[SUPPLIED INFORMATION start]
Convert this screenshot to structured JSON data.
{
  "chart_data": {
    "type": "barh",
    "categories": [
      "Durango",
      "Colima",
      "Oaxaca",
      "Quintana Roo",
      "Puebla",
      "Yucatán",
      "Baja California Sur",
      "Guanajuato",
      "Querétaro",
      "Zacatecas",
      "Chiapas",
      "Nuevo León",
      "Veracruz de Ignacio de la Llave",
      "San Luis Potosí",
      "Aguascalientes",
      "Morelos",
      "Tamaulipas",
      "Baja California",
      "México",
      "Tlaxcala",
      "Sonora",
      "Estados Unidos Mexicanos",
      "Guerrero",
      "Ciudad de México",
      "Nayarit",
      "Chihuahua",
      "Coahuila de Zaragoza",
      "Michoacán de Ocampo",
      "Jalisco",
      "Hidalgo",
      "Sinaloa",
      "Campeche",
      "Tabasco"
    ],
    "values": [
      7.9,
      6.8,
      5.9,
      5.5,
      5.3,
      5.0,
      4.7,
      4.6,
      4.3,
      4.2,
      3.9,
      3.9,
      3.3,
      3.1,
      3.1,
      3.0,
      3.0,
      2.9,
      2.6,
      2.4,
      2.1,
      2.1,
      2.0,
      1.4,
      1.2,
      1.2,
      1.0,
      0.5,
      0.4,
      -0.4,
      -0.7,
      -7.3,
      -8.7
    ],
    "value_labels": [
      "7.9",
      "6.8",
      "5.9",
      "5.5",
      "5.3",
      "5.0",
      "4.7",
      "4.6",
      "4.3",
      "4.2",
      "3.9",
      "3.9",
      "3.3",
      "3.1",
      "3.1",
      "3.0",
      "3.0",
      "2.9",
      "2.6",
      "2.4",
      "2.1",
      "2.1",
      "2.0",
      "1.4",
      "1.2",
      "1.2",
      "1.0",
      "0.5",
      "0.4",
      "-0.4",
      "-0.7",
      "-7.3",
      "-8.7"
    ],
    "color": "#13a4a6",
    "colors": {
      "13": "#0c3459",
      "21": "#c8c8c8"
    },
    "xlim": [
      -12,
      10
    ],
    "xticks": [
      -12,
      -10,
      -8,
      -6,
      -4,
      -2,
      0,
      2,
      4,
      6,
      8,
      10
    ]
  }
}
[SUPPLIED INFORMATION end]
GOAL> Each line above that includes "California" should be shown.

TASK SOLUTION>
      "Baja California Sur",
      "Baja California",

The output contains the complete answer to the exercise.